[Saved entries]
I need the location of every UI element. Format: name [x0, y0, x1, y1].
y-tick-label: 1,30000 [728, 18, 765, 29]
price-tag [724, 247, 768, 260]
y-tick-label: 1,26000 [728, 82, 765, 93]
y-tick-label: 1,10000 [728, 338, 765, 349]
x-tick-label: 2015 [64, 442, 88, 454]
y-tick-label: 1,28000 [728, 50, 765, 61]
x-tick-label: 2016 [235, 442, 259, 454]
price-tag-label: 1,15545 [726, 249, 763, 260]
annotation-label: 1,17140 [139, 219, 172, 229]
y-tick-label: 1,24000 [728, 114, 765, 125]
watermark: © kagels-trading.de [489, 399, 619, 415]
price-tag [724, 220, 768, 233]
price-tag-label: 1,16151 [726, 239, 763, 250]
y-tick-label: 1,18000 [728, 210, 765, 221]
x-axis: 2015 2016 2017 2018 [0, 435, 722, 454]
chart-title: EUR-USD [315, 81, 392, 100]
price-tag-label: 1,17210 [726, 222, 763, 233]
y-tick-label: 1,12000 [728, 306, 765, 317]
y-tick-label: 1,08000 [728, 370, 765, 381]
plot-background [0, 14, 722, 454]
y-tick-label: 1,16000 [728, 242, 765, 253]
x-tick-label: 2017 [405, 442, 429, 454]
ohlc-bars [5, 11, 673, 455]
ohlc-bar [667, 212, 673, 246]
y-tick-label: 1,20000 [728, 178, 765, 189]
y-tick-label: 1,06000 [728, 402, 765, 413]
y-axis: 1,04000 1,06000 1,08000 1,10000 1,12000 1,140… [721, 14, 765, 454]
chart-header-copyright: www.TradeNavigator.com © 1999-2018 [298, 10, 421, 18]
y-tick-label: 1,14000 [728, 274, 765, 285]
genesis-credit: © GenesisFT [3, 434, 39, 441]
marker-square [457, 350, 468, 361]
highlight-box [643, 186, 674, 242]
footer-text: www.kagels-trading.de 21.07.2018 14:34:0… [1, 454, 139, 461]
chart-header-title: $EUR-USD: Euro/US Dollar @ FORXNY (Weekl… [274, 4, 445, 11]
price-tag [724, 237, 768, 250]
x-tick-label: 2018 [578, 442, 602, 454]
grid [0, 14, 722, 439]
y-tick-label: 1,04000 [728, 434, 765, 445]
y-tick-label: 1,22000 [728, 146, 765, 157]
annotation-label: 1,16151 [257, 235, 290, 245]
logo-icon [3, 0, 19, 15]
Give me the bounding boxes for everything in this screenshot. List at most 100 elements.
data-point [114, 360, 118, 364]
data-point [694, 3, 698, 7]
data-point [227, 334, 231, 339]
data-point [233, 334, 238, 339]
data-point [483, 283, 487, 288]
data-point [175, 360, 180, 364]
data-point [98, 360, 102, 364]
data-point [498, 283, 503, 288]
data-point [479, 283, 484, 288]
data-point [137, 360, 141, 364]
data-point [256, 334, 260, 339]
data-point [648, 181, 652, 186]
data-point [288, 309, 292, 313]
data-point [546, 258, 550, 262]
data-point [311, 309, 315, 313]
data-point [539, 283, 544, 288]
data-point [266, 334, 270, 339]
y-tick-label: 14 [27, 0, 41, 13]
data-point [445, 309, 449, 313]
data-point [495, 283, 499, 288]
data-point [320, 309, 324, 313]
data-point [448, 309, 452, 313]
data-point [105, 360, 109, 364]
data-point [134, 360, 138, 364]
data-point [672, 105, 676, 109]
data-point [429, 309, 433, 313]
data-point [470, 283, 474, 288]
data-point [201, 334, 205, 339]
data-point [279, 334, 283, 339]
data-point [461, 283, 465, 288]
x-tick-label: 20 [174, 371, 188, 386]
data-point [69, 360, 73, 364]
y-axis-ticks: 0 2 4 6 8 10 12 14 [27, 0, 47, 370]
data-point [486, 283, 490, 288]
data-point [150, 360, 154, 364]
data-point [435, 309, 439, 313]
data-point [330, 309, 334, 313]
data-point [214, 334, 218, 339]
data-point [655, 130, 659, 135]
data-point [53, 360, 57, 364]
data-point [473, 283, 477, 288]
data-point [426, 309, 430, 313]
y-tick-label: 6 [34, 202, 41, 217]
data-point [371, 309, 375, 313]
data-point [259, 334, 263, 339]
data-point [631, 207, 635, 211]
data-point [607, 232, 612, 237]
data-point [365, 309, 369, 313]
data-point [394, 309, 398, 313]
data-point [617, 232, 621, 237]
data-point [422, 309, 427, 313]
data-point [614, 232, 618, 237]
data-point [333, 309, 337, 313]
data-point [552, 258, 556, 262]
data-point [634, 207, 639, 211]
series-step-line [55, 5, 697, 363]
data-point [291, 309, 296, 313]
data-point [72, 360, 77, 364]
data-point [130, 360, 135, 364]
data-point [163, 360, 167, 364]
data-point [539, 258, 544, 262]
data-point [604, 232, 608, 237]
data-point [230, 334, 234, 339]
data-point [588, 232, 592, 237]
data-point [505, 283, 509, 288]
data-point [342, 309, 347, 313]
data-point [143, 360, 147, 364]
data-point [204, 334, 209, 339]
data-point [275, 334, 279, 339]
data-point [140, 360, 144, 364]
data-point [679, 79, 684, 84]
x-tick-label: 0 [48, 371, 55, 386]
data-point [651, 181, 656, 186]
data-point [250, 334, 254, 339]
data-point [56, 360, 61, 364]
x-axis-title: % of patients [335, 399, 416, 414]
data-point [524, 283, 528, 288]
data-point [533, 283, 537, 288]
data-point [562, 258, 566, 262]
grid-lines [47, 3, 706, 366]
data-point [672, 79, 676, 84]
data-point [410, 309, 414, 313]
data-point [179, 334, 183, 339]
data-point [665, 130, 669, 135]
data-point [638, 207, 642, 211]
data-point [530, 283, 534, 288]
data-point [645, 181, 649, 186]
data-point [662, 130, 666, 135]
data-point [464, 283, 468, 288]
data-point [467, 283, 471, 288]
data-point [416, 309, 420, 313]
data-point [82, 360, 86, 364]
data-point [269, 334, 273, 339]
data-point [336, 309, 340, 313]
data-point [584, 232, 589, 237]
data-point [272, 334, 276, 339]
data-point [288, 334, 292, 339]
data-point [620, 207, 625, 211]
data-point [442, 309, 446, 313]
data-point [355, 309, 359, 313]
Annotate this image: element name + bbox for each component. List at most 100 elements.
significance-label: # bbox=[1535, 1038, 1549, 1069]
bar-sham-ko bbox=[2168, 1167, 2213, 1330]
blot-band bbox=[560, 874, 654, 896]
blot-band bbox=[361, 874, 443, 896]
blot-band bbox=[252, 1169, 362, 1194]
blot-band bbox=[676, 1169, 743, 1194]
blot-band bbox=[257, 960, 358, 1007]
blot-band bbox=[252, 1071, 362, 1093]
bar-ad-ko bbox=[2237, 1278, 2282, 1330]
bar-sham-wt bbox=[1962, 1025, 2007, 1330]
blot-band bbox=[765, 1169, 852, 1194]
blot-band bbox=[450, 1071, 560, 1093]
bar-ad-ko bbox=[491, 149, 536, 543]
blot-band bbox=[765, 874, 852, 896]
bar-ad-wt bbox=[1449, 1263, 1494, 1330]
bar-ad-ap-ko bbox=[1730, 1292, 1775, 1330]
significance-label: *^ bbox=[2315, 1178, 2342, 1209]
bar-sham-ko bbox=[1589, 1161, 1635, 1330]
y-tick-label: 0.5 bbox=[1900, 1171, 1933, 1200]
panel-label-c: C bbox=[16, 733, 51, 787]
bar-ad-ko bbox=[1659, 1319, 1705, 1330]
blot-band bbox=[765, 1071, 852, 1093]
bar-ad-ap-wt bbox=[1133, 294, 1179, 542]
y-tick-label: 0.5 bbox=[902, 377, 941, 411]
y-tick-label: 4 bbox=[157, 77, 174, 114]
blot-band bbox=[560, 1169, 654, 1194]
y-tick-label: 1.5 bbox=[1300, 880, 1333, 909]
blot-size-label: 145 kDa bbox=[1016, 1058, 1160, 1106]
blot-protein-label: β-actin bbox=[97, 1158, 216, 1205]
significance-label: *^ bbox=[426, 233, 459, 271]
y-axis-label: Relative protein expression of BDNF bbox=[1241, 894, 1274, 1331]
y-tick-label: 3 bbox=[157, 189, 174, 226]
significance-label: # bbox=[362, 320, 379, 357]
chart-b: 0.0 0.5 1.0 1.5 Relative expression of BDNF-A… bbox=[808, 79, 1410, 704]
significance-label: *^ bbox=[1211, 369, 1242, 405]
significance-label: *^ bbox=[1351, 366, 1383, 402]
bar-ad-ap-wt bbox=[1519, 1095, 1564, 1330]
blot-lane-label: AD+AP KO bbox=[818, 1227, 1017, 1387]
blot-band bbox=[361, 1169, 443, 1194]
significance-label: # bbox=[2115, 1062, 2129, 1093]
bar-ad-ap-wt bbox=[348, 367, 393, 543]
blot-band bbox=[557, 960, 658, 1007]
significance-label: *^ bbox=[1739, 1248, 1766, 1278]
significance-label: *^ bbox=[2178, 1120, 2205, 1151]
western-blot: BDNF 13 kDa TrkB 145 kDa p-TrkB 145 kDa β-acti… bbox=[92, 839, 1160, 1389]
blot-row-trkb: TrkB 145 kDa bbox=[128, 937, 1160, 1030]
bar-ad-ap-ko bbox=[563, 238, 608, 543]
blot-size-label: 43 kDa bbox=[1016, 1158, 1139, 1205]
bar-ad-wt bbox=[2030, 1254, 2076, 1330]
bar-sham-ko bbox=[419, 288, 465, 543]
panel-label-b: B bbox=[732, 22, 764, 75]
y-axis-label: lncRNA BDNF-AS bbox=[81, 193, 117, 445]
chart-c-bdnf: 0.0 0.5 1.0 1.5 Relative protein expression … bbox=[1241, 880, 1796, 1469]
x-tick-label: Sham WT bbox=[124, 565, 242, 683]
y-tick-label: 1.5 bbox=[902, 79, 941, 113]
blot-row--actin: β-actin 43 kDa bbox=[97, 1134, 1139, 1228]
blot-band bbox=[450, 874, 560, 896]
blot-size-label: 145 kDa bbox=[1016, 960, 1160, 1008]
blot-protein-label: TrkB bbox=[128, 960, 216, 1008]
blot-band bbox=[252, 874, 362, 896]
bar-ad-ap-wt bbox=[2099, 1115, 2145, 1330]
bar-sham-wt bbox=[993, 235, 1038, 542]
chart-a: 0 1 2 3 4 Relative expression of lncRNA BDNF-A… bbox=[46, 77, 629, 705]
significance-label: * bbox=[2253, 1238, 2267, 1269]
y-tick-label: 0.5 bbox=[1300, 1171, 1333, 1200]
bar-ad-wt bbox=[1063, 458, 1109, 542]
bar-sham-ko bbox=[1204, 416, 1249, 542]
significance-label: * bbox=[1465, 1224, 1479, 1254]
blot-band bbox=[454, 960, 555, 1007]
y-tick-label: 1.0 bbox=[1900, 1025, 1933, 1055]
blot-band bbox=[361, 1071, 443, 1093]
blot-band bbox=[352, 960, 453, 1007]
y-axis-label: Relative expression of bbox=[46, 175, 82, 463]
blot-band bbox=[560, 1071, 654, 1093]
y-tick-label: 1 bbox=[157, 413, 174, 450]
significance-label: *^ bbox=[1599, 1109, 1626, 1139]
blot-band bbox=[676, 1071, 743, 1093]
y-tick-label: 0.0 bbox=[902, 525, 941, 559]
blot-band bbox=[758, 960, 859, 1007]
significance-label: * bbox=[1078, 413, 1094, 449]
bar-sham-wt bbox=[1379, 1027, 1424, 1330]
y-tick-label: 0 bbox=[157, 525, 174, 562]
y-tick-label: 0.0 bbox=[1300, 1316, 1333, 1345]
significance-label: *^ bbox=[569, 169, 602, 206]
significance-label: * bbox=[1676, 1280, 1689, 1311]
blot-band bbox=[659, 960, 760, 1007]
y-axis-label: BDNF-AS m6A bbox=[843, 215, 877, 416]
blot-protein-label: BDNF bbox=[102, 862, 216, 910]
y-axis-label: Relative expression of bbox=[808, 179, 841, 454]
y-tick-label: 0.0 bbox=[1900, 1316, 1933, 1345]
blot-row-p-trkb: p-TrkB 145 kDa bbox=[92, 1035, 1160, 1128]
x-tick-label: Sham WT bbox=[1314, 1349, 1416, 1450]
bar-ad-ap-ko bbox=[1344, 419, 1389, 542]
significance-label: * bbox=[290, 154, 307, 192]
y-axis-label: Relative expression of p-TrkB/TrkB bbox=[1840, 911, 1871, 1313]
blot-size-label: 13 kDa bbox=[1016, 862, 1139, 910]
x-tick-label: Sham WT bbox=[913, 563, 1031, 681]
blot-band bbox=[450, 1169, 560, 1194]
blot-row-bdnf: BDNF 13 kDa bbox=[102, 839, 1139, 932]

(WORK TASK) Only the number is wanted: how many lines in the entries above contain the word "lncRNA"?

(EXERCISE RESULT) 2